→ TO DO:
[1] From the post on turning 21, return the passage that begins with the words containing "My youngest daughter" and ends with "to this day.".
[2] Translate this sentence from the post on turning 21 into French: "Drinking with one’s fellows has a social merit to it that I despise."

**** PROVIDED PASSAGE ****

Turning 21: The drinking rituals created by State interferrence

My youngest daughter turned 21 this week and I’ll have to report that it was a terrible experience for me. Not so much in the behavior of my daughter. As things evolved and she celebrated her 21st birthday with her sister and friends without any disappointing ritualistic flare, I will have to admit to some level of relief on that phase. But it was around the whole notion that the age of 21, held some intrinsic value that disturbed me in many degrees. One of the aspects of living that I have taught both of my girls is that drinking is not a big deal, and that under no circumstances should a person ever drink to get drunk, or “plastered.” I can’t stand the idea of drunkenness. I have had that viewpoint since I was a fetus, and it persists to this day.

As you might imagine, this puts me at odds with a vast portion of the population whom believe that drunkenness is some sort of rite of passage. Drinking with one’s fellows has a social merit to it that I despise.

Oh, it’s not that I dislike alcohol. I enjoy a good beer when I get one, for instance to celebrate my son-in-law’s birthday a few weeks prior we went to the Hafbrauhaus in Newport, which was considered a big deal since the Hafbrauhaus in Newport was the first of its kind to be built outside of Munich, Germany.

**** ENTRIES PROVIDED ****

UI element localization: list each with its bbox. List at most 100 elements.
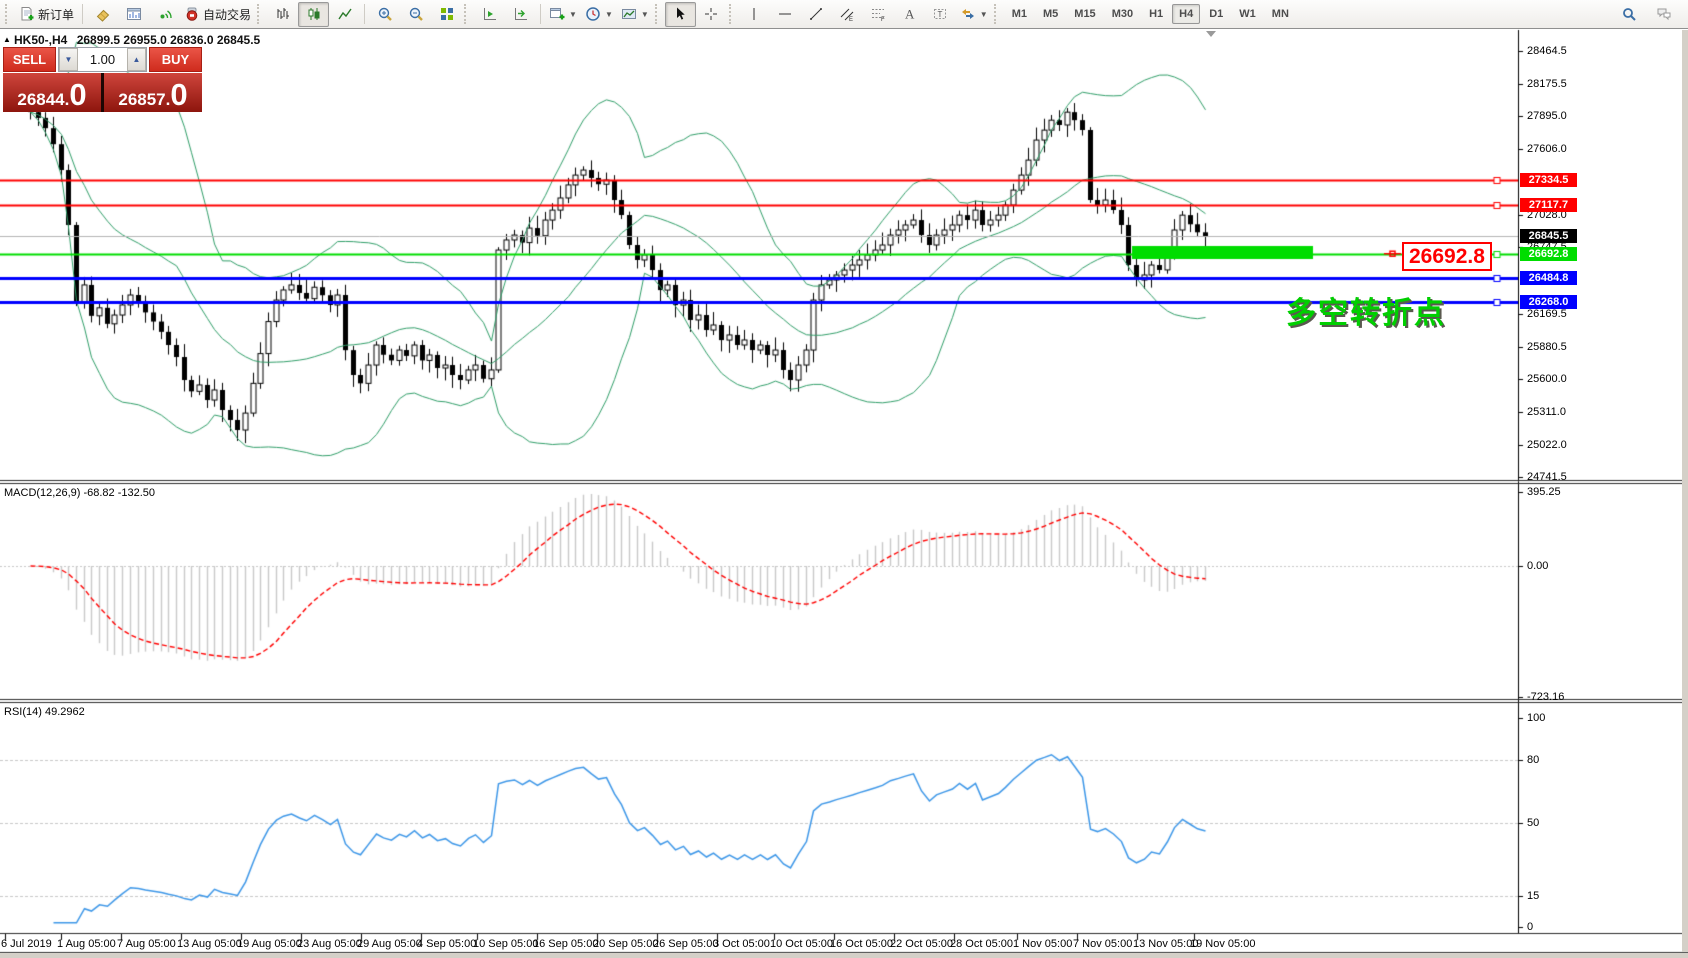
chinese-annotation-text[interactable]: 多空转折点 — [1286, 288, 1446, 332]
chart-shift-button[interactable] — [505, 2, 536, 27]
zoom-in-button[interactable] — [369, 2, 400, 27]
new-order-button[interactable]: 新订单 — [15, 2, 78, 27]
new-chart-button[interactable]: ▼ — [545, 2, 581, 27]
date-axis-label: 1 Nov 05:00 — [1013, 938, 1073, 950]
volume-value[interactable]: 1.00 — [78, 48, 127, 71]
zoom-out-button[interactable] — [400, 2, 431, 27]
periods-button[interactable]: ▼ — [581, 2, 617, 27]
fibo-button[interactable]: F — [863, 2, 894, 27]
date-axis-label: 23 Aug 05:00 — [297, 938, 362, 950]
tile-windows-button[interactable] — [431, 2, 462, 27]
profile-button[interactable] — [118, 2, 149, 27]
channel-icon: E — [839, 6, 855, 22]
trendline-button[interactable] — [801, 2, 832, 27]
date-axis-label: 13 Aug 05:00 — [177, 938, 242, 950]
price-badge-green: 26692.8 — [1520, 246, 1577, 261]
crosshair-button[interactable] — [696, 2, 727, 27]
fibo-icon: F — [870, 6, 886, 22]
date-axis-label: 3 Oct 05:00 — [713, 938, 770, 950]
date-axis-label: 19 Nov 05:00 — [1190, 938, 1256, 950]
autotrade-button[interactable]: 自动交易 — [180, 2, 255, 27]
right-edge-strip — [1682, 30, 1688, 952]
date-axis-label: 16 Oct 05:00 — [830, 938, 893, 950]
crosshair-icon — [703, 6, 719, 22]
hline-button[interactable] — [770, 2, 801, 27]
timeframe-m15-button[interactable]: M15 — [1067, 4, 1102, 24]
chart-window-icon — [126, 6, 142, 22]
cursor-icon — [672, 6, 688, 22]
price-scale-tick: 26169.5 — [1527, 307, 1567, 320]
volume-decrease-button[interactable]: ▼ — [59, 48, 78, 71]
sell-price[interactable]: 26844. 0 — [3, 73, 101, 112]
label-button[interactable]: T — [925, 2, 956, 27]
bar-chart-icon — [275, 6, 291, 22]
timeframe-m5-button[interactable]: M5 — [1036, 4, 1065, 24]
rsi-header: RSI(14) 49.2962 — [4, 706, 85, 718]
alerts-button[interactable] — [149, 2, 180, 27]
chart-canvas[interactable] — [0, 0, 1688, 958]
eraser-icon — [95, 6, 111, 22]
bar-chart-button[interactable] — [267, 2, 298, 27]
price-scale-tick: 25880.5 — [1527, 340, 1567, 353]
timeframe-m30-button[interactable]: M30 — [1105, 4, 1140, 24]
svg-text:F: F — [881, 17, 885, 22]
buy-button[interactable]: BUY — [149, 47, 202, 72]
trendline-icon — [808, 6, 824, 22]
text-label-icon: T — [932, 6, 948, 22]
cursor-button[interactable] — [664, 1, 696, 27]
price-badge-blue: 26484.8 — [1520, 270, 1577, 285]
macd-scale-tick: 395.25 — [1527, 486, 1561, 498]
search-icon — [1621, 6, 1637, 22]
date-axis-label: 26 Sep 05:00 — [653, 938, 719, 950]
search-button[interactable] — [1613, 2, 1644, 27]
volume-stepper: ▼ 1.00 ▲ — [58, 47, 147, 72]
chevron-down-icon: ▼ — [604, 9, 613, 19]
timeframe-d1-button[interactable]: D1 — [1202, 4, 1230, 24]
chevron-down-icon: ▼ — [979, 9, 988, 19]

****

→ COMPLETE ANSWERS:
[1]
My youngest daughter turned 21 this week and I’ll have to report that it was a terrible experience for me. Not so much in the behavior of my daughter. As things evolved and she celebrated her 21st birthday with her sister and friends without any disappointing ritualistic flare, I will have to admit to some level of relief on that phase. But it was around the whole notion that the age of 21, held some intrinsic value that disturbed me in many degrees. One of the aspects of living that I have taught both of my girls is that drinking is not a big deal, and that under no circumstances should a person ever drink to get drunk, or “plastered.” I can’t stand the idea of drunkenness. I have had that viewpoint since I was a fetus, and it persists to this day.

[2] Boire avec ses semblables a une valeur sociale que je méprise.